(Excerpt from a dataset)
================================

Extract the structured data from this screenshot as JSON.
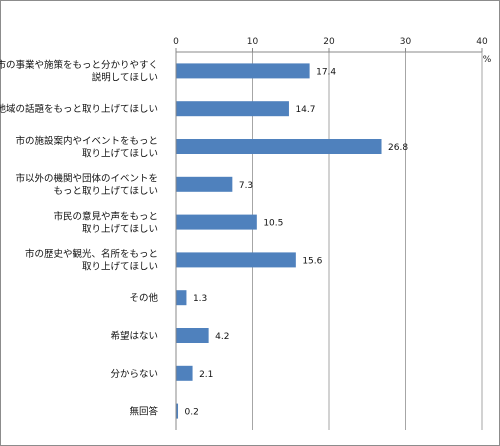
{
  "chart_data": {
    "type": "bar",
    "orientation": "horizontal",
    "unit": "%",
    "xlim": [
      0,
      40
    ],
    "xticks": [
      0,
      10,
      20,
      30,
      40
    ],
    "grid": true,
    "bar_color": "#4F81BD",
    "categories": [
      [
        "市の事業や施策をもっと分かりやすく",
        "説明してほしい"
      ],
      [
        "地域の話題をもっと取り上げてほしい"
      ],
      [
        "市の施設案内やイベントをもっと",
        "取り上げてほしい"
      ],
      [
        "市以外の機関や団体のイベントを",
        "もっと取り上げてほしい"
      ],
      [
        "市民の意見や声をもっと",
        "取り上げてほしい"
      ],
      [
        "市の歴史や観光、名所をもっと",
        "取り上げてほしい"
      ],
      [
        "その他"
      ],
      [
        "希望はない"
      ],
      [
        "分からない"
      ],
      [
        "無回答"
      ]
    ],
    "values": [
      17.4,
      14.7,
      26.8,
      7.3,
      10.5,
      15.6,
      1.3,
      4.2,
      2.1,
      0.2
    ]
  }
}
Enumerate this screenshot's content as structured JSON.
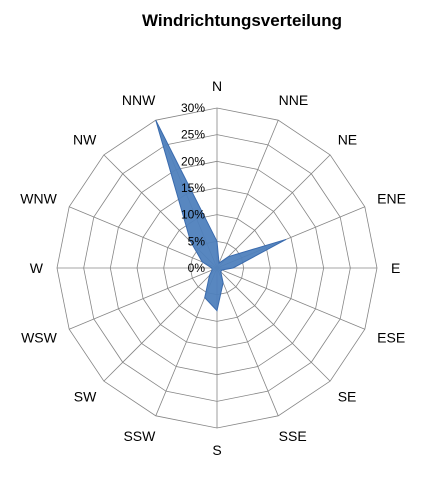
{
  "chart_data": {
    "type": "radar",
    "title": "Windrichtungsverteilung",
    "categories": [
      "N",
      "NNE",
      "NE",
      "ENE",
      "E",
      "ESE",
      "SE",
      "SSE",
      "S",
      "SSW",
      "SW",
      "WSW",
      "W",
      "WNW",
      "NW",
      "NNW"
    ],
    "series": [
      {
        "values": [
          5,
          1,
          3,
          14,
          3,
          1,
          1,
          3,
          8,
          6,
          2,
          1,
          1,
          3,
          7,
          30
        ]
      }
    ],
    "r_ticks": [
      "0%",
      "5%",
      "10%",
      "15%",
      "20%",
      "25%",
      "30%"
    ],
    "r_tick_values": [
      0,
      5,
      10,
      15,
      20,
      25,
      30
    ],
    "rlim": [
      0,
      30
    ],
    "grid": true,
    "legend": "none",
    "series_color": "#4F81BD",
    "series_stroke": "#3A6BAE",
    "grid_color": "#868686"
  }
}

================================

§ **Requirements**: Using the records above, copy each line that contains "structured".

§ **Solution to this task**:
Extract the structured data from this screenshot as JSON.
Enumerate this screenshot's content as structured JSON.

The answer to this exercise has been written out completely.